● What is being asked: Without the pictures, write out all the lines below exactly as they appear.

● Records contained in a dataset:
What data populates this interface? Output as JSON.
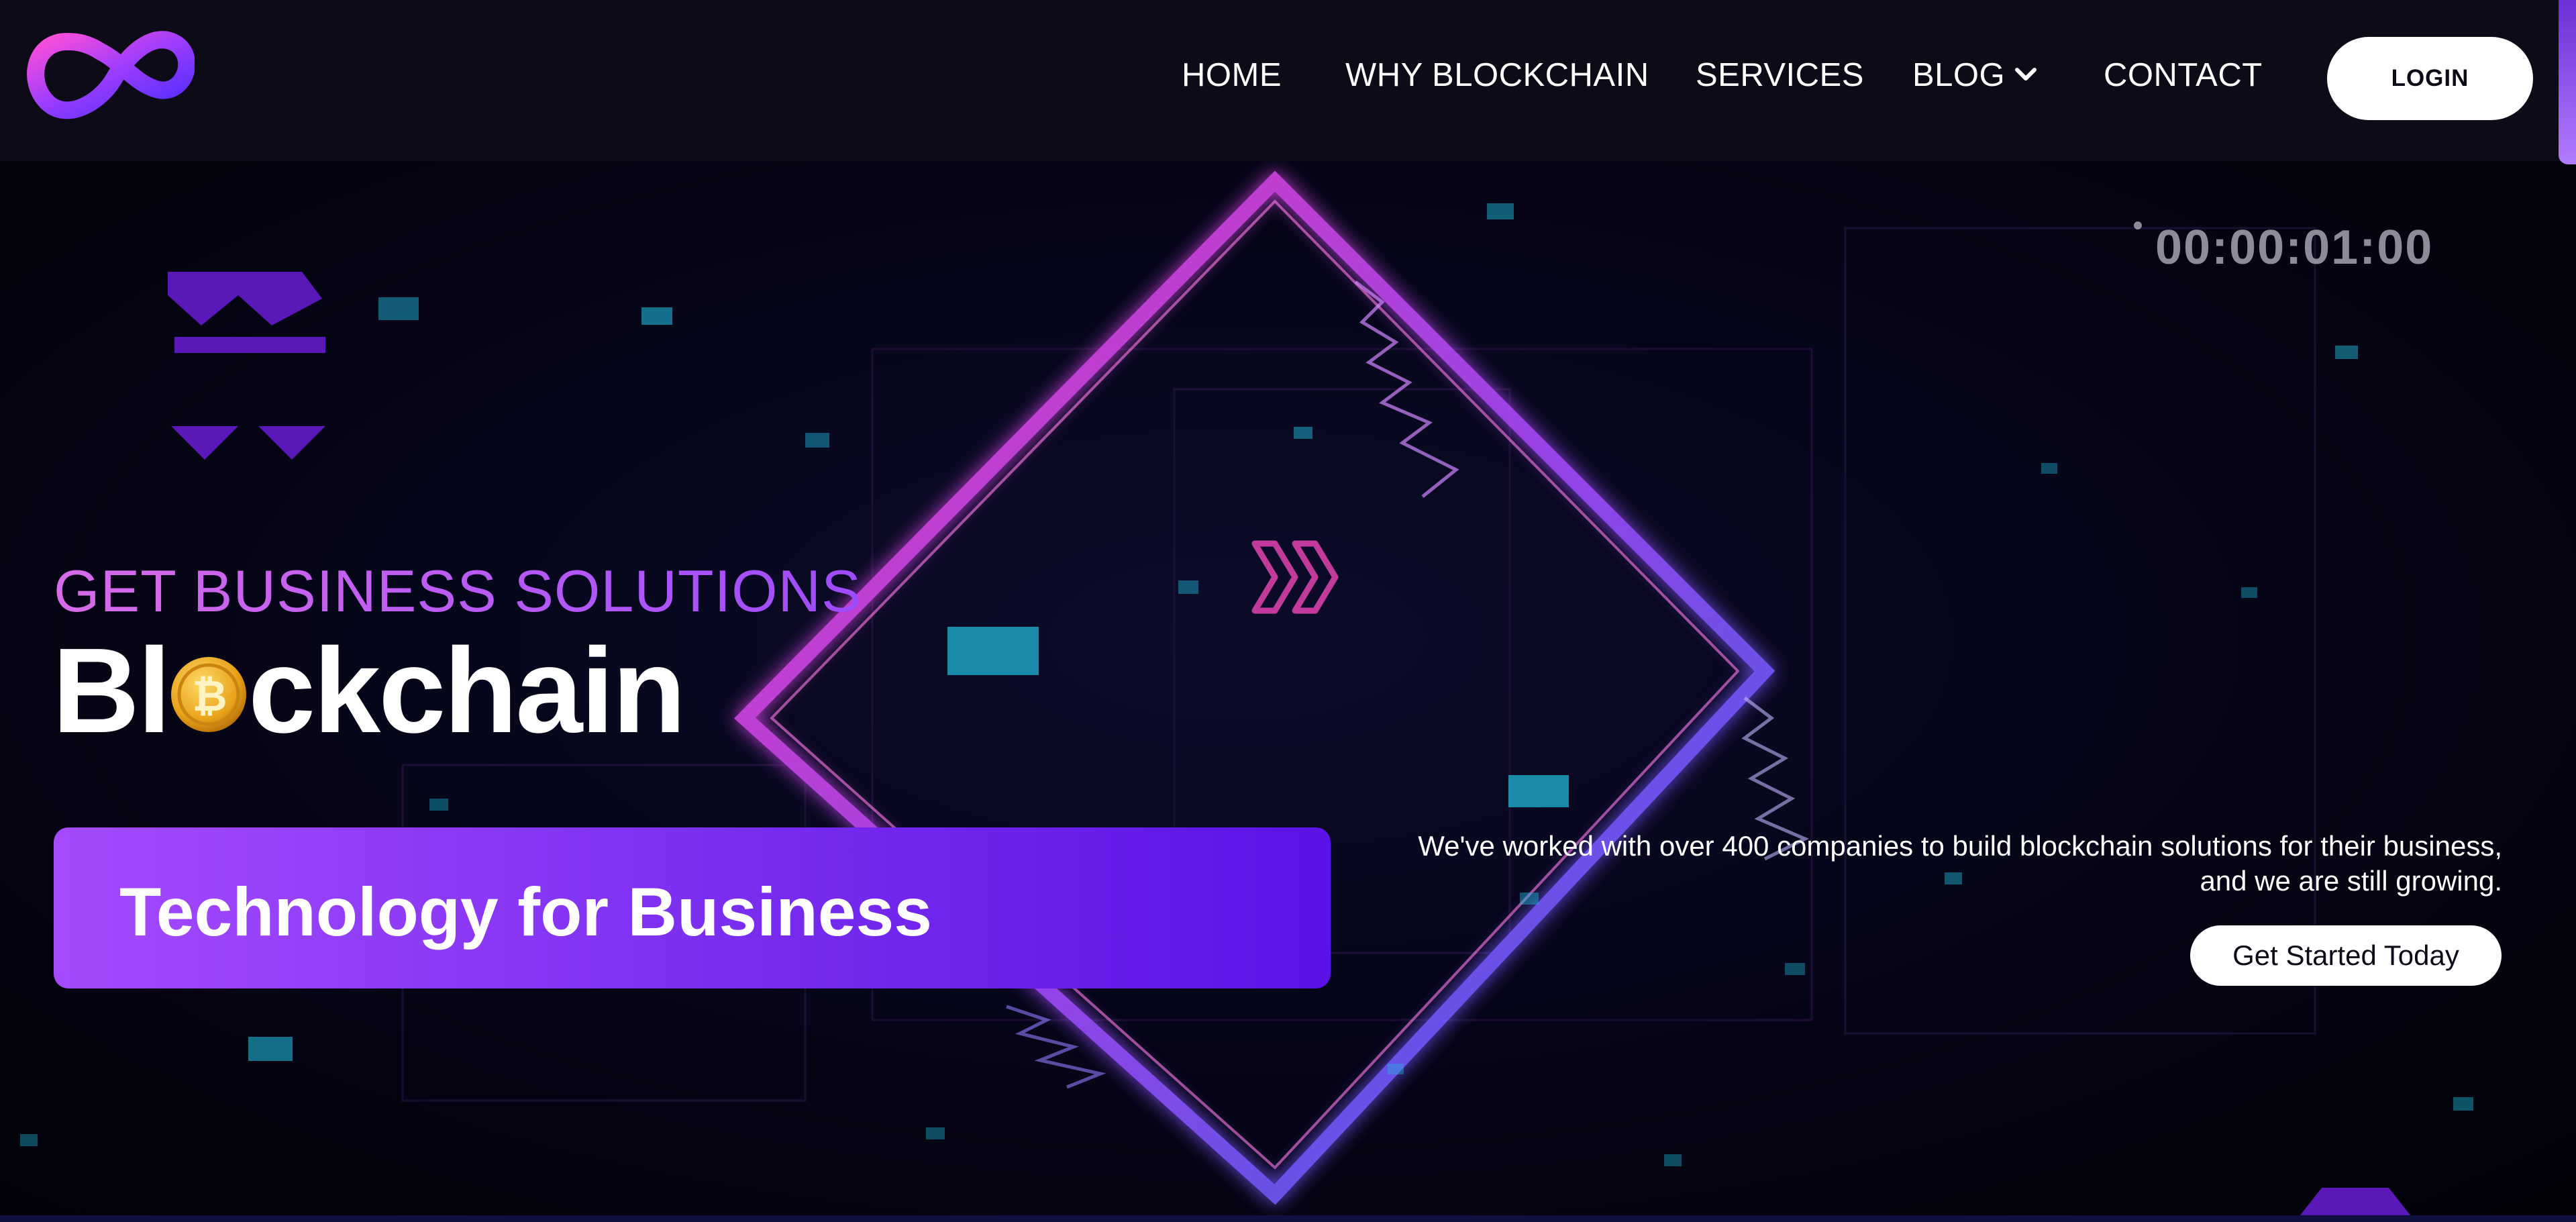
{
  "header": {
    "logo_icon": "infinity-logo-icon",
    "nav": {
      "home": "HOME",
      "why_blockchain": "WHY BLOCKCHAIN",
      "services": "SERVICES",
      "blog": "BLOG",
      "contact": "CONTACT"
    },
    "blog_dropdown_icon": "chevron-down-icon",
    "login_label": "LOGIN"
  },
  "hero": {
    "timecode": "00:00:01:00",
    "eyebrow": "GET BUSINESS SOLUTIONS",
    "headline_before": "Bl",
    "headline_after": "ckchain",
    "coin_icon": "bitcoin-coin-icon",
    "banner_text": "Technology for Business",
    "description_line1": "We've worked with over 400 companies to build blockchain solutions for their business,",
    "description_line2": "and we are still growing.",
    "cta_label": "Get Started Today"
  },
  "colors": {
    "header_bg": "#0c0b17",
    "accent_purple": "#7d2ff0",
    "neon_magenta": "#ff3fd0",
    "neon_blue": "#3f6bff",
    "particle_cyan": "#1fb6d6"
  }
}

● Task solution:
What data populates this interface? Output as JSON.
{
  "header": {
    "logo_icon": "infinity-logo-icon",
    "nav": {
      "home": "HOME",
      "why_blockchain": "WHY BLOCKCHAIN",
      "services": "SERVICES",
      "blog": "BLOG",
      "contact": "CONTACT"
    },
    "blog_dropdown_icon": "chevron-down-icon",
    "login_label": "LOGIN"
  },
  "hero": {
    "timecode": "00:00:01:00",
    "eyebrow": "GET BUSINESS SOLUTIONS",
    "headline_before": "Bl",
    "headline_after": "ckchain",
    "coin_icon": "bitcoin-coin-icon",
    "banner_text": "Technology for Business",
    "description_line1": "We've worked with over 400 companies to build blockchain solutions for their business,",
    "description_line2": "and we are still growing.",
    "cta_label": "Get Started Today"
  },
  "colors": {
    "header_bg": "#0c0b17",
    "accent_purple": "#7d2ff0",
    "neon_magenta": "#ff3fd0",
    "neon_blue": "#3f6bff",
    "particle_cyan": "#1fb6d6"
  }
}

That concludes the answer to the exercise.